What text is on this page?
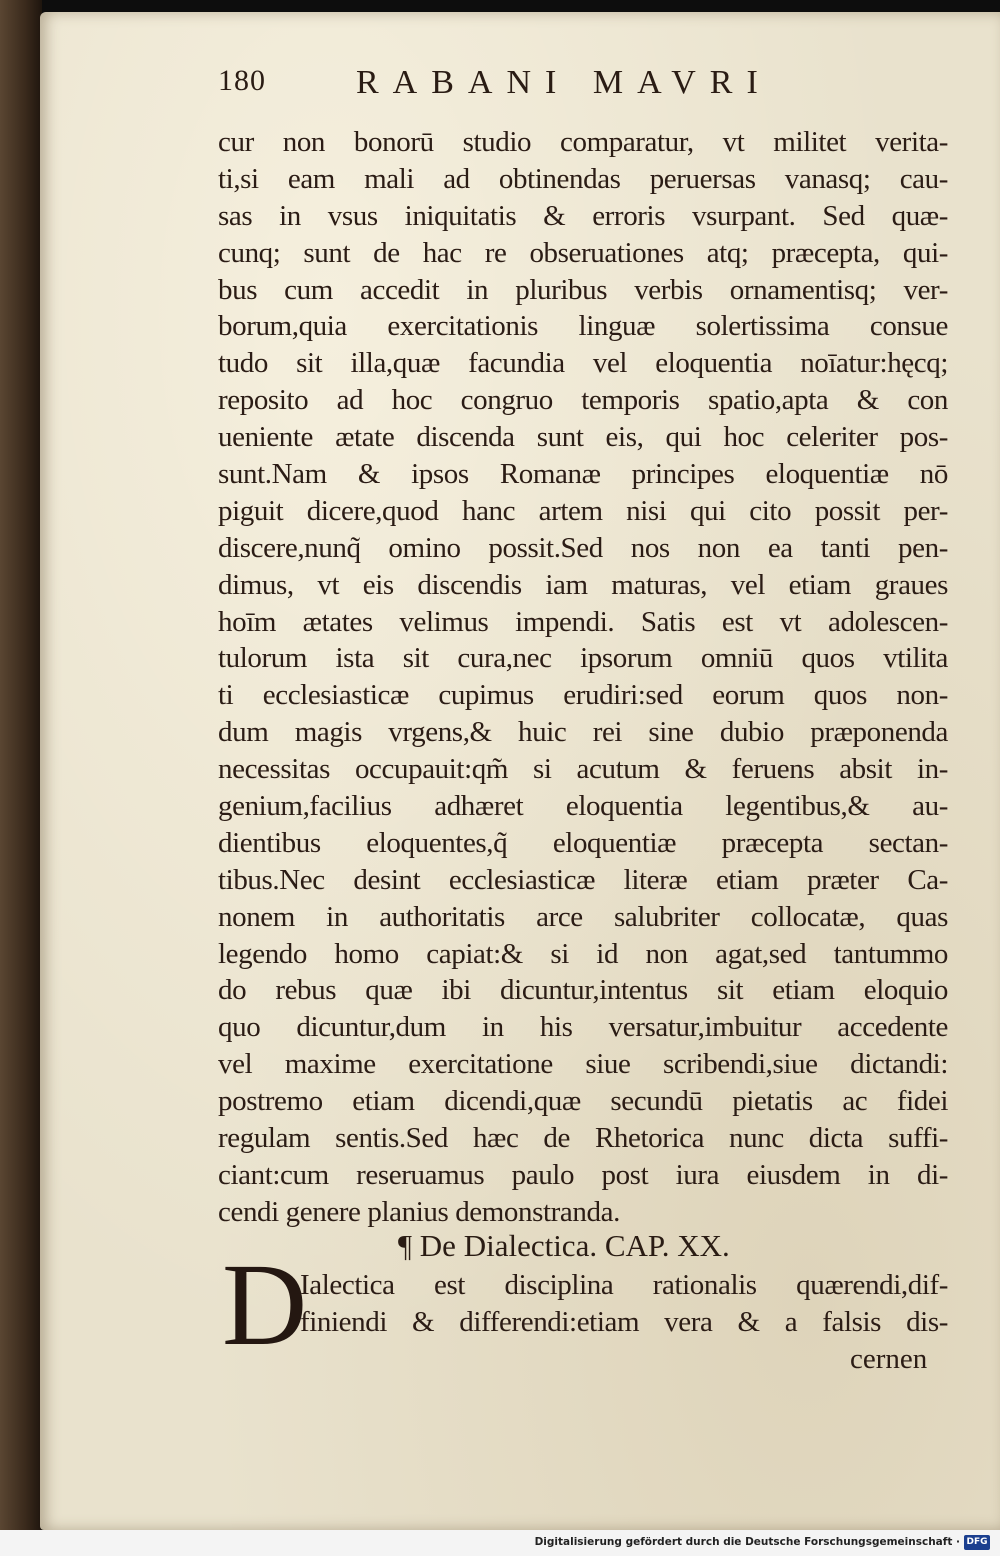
180	RABANI MAVRI
cur non bonorū studio comparatur, vt militet verita-
ti,si eam mali ad obtinendas peruersas vanasq; cau-
sas in vsus iniquitatis & erroris vsurpant. Sed quæ-
cunq; sunt de hac re obseruationes atq; præcepta, qui-
bus cum accedit in pluribus verbis ornamentisq; ver-
borum,quia exercitationis linguæ solertissima consue
tudo sit illa,quæ facundia vel eloquentia noīatur:hęcq;
reposito ad hoc congruo temporis spatio,apta & con
ueniente ætate discenda sunt eis, qui hoc celeriter pos-
sunt.Nam & ipsos Romanæ principes eloquentiæ nō
piguit dicere,quod hanc artem nisi qui cito possit per-
discere,nunq̃ omino possit.Sed nos non ea tanti pen-
dimus, vt eis discendis iam maturas, vel etiam graues
hoīm ætates velimus impendi. Satis est vt adolescen-
tulorum ista sit cura,nec ipsorum omniū quos vtilita
ti ecclesiasticæ cupimus erudiri:sed eorum quos non-
dum magis vrgens,& huic rei sine dubio præponenda
necessitas occupauit:qm̃ si acutum & feruens absit in-
genium,facilius adhæret eloquentia legentibus,& au-
dientibus eloquentes,q̃ eloquentiæ præcepta sectan-
tibus.Nec desint ecclesiasticæ literæ etiam præter Ca-
nonem in authoritatis arce salubriter collocatæ, quas
legendo homo capiat:& si id non agat,sed tantummo
do rebus quæ ibi dicuntur,intentus sit etiam eloquio
quo dicuntur,dum in his versatur,imbuitur accedente
vel maxime exercitatione siue scribendi,siue dictandi:
postremo etiam dicendi,quæ secundū pietatis ac fidei
regulam sentis.Sed hæc de Rhetorica nunc dicta suffi-
ciant:cum reseruamus paulo post iura eiusdem in di-
cendi genere planius demonstranda.
¶ De Dialectica. CAP. XX.
D
Ialectica est disciplina rationalis quærendi,dif-
finiendi & differendi:etiam vera & a falsis dis-
cernen
Digitalisierung gefördert durch die Deutsche Forschungsgemeinschaft · DFG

STATED PROBLEM: Repeat verbatim all the material, but not the pictures.

RESPONSE TO THE EXERCISE:
What text is on this page?
180	RABANI MAVRI
cur non bonorū studio comparatur, vt militet verita-
ti,si eam mali ad obtinendas peruersas vanasq; cau-
sas in vsus iniquitatis & erroris vsurpant. Sed quæ-
cunq; sunt de hac re obseruationes atq; præcepta, qui-
bus cum accedit in pluribus verbis ornamentisq; ver-
borum,quia exercitationis linguæ solertissima consue
tudo sit illa,quæ facundia vel eloquentia noīatur:hęcq;
reposito ad hoc congruo temporis spatio,apta & con
ueniente ætate discenda sunt eis, qui hoc celeriter pos-
sunt.Nam & ipsos Romanæ principes eloquentiæ nō
piguit dicere,quod hanc artem nisi qui cito possit per-
discere,nunq̃ omino possit.Sed nos non ea tanti pen-
dimus, vt eis discendis iam maturas, vel etiam graues
hoīm ætates velimus impendi. Satis est vt adolescen-
tulorum ista sit cura,nec ipsorum omniū quos vtilita
ti ecclesiasticæ cupimus erudiri:sed eorum quos non-
dum magis vrgens,& huic rei sine dubio præponenda
necessitas occupauit:qm̃ si acutum & feruens absit in-
genium,facilius adhæret eloquentia legentibus,& au-
dientibus eloquentes,q̃ eloquentiæ præcepta sectan-
tibus.Nec desint ecclesiasticæ literæ etiam præter Ca-
nonem in authoritatis arce salubriter collocatæ, quas
legendo homo capiat:& si id non agat,sed tantummo
do rebus quæ ibi dicuntur,intentus sit etiam eloquio
quo dicuntur,dum in his versatur,imbuitur accedente
vel maxime exercitatione siue scribendi,siue dictandi:
postremo etiam dicendi,quæ secundū pietatis ac fidei
regulam sentis.Sed hæc de Rhetorica nunc dicta suffi-
ciant:cum reseruamus paulo post iura eiusdem in di-
cendi genere planius demonstranda.
¶ De Dialectica. CAP. XX.
D
Ialectica est disciplina rationalis quærendi,dif-
finiendi & differendi:etiam vera & a falsis dis-
cernen
Digitalisierung gefördert durch die Deutsche Forschungsgemeinschaft · DFG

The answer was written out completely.